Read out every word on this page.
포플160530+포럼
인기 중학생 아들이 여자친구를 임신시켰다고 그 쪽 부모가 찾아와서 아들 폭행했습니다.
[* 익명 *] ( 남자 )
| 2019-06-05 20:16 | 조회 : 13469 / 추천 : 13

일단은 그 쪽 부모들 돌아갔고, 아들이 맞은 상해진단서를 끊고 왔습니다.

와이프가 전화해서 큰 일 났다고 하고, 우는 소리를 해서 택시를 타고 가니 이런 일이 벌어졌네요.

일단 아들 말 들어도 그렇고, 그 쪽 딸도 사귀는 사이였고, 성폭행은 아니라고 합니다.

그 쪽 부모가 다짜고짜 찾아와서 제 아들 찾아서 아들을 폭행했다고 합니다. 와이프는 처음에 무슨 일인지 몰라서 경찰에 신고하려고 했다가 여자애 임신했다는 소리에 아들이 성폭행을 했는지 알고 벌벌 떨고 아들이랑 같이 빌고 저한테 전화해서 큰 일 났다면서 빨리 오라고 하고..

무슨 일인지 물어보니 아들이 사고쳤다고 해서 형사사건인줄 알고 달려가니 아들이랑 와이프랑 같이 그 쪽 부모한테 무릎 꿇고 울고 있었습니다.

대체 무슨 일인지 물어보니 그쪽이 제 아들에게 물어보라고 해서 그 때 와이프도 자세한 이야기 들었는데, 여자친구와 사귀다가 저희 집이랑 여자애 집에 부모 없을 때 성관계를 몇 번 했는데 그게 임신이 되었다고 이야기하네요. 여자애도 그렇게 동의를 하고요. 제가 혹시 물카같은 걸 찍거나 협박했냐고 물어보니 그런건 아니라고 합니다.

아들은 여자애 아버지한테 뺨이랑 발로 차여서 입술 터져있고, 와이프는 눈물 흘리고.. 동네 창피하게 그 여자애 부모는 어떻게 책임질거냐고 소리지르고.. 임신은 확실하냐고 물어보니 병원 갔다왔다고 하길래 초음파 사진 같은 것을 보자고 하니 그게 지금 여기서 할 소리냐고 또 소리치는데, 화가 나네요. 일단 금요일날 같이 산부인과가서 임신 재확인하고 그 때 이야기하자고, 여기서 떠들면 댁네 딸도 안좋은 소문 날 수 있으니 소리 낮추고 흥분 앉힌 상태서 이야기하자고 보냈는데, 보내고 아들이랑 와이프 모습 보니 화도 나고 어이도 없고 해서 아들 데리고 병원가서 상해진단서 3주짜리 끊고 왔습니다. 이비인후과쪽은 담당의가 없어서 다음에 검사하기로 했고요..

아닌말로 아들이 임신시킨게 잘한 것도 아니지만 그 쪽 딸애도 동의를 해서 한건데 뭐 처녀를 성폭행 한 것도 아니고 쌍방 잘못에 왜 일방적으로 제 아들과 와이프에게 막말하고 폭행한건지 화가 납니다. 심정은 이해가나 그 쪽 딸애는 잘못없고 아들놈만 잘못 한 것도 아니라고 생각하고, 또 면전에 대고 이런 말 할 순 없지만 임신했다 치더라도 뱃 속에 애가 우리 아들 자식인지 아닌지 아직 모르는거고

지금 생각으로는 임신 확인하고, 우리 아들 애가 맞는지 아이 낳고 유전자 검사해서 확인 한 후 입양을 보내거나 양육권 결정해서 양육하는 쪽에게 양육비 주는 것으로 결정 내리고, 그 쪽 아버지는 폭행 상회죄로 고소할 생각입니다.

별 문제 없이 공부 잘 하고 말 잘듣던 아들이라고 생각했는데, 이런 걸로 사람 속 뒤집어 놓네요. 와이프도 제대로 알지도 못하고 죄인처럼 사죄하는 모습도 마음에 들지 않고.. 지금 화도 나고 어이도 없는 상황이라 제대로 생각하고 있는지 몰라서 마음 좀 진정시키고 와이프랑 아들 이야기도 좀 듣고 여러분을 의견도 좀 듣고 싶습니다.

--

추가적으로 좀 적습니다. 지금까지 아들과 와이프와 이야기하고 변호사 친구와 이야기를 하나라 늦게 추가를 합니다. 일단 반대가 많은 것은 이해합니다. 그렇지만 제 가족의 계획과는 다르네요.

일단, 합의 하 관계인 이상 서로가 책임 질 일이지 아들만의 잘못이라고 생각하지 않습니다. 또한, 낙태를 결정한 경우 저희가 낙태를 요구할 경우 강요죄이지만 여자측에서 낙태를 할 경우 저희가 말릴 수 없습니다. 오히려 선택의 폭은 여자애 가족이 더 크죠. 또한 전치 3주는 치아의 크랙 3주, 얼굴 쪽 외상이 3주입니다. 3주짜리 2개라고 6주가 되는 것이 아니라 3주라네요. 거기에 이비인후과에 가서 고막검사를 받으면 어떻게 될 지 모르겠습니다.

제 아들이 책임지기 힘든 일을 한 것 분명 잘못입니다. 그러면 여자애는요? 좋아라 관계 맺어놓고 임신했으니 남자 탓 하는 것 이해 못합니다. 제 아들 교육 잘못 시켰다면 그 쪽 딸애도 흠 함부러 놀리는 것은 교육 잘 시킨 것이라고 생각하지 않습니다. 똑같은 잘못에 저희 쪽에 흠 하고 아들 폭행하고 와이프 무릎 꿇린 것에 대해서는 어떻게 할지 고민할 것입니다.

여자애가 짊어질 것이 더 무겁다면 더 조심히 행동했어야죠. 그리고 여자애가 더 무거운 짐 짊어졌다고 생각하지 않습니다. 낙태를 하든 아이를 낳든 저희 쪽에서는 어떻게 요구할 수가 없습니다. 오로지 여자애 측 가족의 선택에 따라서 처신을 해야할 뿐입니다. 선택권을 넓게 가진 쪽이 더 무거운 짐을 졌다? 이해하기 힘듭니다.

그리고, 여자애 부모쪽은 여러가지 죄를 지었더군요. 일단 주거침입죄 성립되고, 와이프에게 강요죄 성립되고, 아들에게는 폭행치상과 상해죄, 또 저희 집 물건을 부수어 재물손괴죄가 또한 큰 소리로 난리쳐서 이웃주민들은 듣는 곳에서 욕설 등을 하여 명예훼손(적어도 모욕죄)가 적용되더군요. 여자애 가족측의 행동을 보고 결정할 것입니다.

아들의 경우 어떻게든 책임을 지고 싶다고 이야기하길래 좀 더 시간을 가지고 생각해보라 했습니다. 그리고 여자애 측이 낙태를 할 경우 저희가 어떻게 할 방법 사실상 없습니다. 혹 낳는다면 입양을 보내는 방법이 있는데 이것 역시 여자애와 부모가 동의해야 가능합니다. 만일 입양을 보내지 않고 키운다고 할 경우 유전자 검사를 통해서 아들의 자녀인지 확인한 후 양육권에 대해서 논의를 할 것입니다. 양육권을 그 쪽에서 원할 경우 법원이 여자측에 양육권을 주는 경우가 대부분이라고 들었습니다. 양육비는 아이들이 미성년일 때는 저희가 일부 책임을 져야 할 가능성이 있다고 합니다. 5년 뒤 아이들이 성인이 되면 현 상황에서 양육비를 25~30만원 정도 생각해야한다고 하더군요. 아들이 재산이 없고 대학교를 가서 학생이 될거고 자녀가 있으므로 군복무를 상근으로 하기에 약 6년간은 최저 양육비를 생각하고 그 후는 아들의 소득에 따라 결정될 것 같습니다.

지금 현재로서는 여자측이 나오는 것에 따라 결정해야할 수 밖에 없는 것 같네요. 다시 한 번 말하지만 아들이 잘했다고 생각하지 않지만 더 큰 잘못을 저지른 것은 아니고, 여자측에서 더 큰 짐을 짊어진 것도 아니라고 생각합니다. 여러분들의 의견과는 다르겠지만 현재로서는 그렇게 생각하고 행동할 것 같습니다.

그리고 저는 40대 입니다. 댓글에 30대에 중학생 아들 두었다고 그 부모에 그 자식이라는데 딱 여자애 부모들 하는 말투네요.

━━━━━━━━━━━━━━━━━━━━

→ TASK DIRECTIONS
Transcribe all the entries, keeping each one exactly as it is.

→ SOLVED EXERCISE
Read out every word on this page.
포플160530+포럼
인기 중학생 아들이 여자친구를 임신시켰다고 그 쪽 부모가 찾아와서 아들 폭행했습니다.
[* 익명 *] ( 남자 )
| 2019-06-05 20:16 | 조회 : 13469 / 추천 : 13

일단은 그 쪽 부모들 돌아갔고, 아들이 맞은 상해진단서를 끊고 왔습니다.

와이프가 전화해서 큰 일 났다고 하고, 우는 소리를 해서 택시를 타고 가니 이런 일이 벌어졌네요.

일단 아들 말 들어도 그렇고, 그 쪽 딸도 사귀는 사이였고, 성폭행은 아니라고 합니다.

그 쪽 부모가 다짜고짜 찾아와서 제 아들 찾아서 아들을 폭행했다고 합니다. 와이프는 처음에 무슨 일인지 몰라서 경찰에 신고하려고 했다가 여자애 임신했다는 소리에 아들이 성폭행을 했는지 알고 벌벌 떨고 아들이랑 같이 빌고 저한테 전화해서 큰 일 났다면서 빨리 오라고 하고..

무슨 일인지 물어보니 아들이 사고쳤다고 해서 형사사건인줄 알고 달려가니 아들이랑 와이프랑 같이 그 쪽 부모한테 무릎 꿇고 울고 있었습니다.

대체 무슨 일인지 물어보니 그쪽이 제 아들에게 물어보라고 해서 그 때 와이프도 자세한 이야기 들었는데, 여자친구와 사귀다가 저희 집이랑 여자애 집에 부모 없을 때 성관계를 몇 번 했는데 그게 임신이 되었다고 이야기하네요. 여자애도 그렇게 동의를 하고요. 제가 혹시 물카같은 걸 찍거나 협박했냐고 물어보니 그런건 아니라고 합니다.

아들은 여자애 아버지한테 뺨이랑 발로 차여서 입술 터져있고, 와이프는 눈물 흘리고.. 동네 창피하게 그 여자애 부모는 어떻게 책임질거냐고 소리지르고.. 임신은 확실하냐고 물어보니 병원 갔다왔다고 하길래 초음파 사진 같은 것을 보자고 하니 그게 지금 여기서 할 소리냐고 또 소리치는데, 화가 나네요. 일단 금요일날 같이 산부인과가서 임신 재확인하고 그 때 이야기하자고, 여기서 떠들면 댁네 딸도 안좋은 소문 날 수 있으니 소리 낮추고 흥분 앉힌 상태서 이야기하자고 보냈는데, 보내고 아들이랑 와이프 모습 보니 화도 나고 어이도 없고 해서 아들 데리고 병원가서 상해진단서 3주짜리 끊고 왔습니다. 이비인후과쪽은 담당의가 없어서 다음에 검사하기로 했고요..

아닌말로 아들이 임신시킨게 잘한 것도 아니지만 그 쪽 딸애도 동의를 해서 한건데 뭐 처녀를 성폭행 한 것도 아니고 쌍방 잘못에 왜 일방적으로 제 아들과 와이프에게 막말하고 폭행한건지 화가 납니다. 심정은 이해가나 그 쪽 딸애는 잘못없고 아들놈만 잘못 한 것도 아니라고 생각하고, 또 면전에 대고 이런 말 할 순 없지만 임신했다 치더라도 뱃 속에 애가 우리 아들 자식인지 아닌지 아직 모르는거고

지금 생각으로는 임신 확인하고, 우리 아들 애가 맞는지 아이 낳고 유전자 검사해서 확인 한 후 입양을 보내거나 양육권 결정해서 양육하는 쪽에게 양육비 주는 것으로 결정 내리고, 그 쪽 아버지는 폭행 상회죄로 고소할 생각입니다.

별 문제 없이 공부 잘 하고 말 잘듣던 아들이라고 생각했는데, 이런 걸로 사람 속 뒤집어 놓네요. 와이프도 제대로 알지도 못하고 죄인처럼 사죄하는 모습도 마음에 들지 않고.. 지금 화도 나고 어이도 없는 상황이라 제대로 생각하고 있는지 몰라서 마음 좀 진정시키고 와이프랑 아들 이야기도 좀 듣고 여러분을 의견도 좀 듣고 싶습니다.

--

추가적으로 좀 적습니다. 지금까지 아들과 와이프와 이야기하고 변호사 친구와 이야기를 하나라 늦게 추가를 합니다. 일단 반대가 많은 것은 이해합니다. 그렇지만 제 가족의 계획과는 다르네요.

일단, 합의 하 관계인 이상 서로가 책임 질 일이지 아들만의 잘못이라고 생각하지 않습니다. 또한, 낙태를 결정한 경우 저희가 낙태를 요구할 경우 강요죄이지만 여자측에서 낙태를 할 경우 저희가 말릴 수 없습니다. 오히려 선택의 폭은 여자애 가족이 더 크죠. 또한 전치 3주는 치아의 크랙 3주, 얼굴 쪽 외상이 3주입니다. 3주짜리 2개라고 6주가 되는 것이 아니라 3주라네요. 거기에 이비인후과에 가서 고막검사를 받으면 어떻게 될 지 모르겠습니다.

제 아들이 책임지기 힘든 일을 한 것 분명 잘못입니다. 그러면 여자애는요? 좋아라 관계 맺어놓고 임신했으니 남자 탓 하는 것 이해 못합니다. 제 아들 교육 잘못 시켰다면 그 쪽 딸애도 흠 함부러 놀리는 것은 교육 잘 시킨 것이라고 생각하지 않습니다. 똑같은 잘못에 저희 쪽에 흠 하고 아들 폭행하고 와이프 무릎 꿇린 것에 대해서는 어떻게 할지 고민할 것입니다.

여자애가 짊어질 것이 더 무겁다면 더 조심히 행동했어야죠. 그리고 여자애가 더 무거운 짐 짊어졌다고 생각하지 않습니다. 낙태를 하든 아이를 낳든 저희 쪽에서는 어떻게 요구할 수가 없습니다. 오로지 여자애 측 가족의 선택에 따라서 처신을 해야할 뿐입니다. 선택권을 넓게 가진 쪽이 더 무거운 짐을 졌다? 이해하기 힘듭니다.

그리고, 여자애 부모쪽은 여러가지 죄를 지었더군요. 일단 주거침입죄 성립되고, 와이프에게 강요죄 성립되고, 아들에게는 폭행치상과 상해죄, 또 저희 집 물건을 부수어 재물손괴죄가 또한 큰 소리로 난리쳐서 이웃주민들은 듣는 곳에서 욕설 등을 하여 명예훼손(적어도 모욕죄)가 적용되더군요. 여자애 가족측의 행동을 보고 결정할 것입니다.

아들의 경우 어떻게든 책임을 지고 싶다고 이야기하길래 좀 더 시간을 가지고 생각해보라 했습니다. 그리고 여자애 측이 낙태를 할 경우 저희가 어떻게 할 방법 사실상 없습니다. 혹 낳는다면 입양을 보내는 방법이 있는데 이것 역시 여자애와 부모가 동의해야 가능합니다. 만일 입양을 보내지 않고 키운다고 할 경우 유전자 검사를 통해서 아들의 자녀인지 확인한 후 양육권에 대해서 논의를 할 것입니다. 양육권을 그 쪽에서 원할 경우 법원이 여자측에 양육권을 주는 경우가 대부분이라고 들었습니다. 양육비는 아이들이 미성년일 때는 저희가 일부 책임을 져야 할 가능성이 있다고 합니다. 5년 뒤 아이들이 성인이 되면 현 상황에서 양육비를 25~30만원 정도 생각해야한다고 하더군요. 아들이 재산이 없고 대학교를 가서 학생이 될거고 자녀가 있으므로 군복무를 상근으로 하기에 약 6년간은 최저 양육비를 생각하고 그 후는 아들의 소득에 따라 결정될 것 같습니다.

지금 현재로서는 여자측이 나오는 것에 따라 결정해야할 수 밖에 없는 것 같네요. 다시 한 번 말하지만 아들이 잘했다고 생각하지 않지만 더 큰 잘못을 저지른 것은 아니고, 여자측에서 더 큰 짐을 짊어진 것도 아니라고 생각합니다. 여러분들의 의견과는 다르겠지만 현재로서는 그렇게 생각하고 행동할 것 같습니다.

그리고 저는 40대 입니다. 댓글에 30대에 중학생 아들 두었다고 그 부모에 그 자식이라는데 딱 여자애 부모들 하는 말투네요.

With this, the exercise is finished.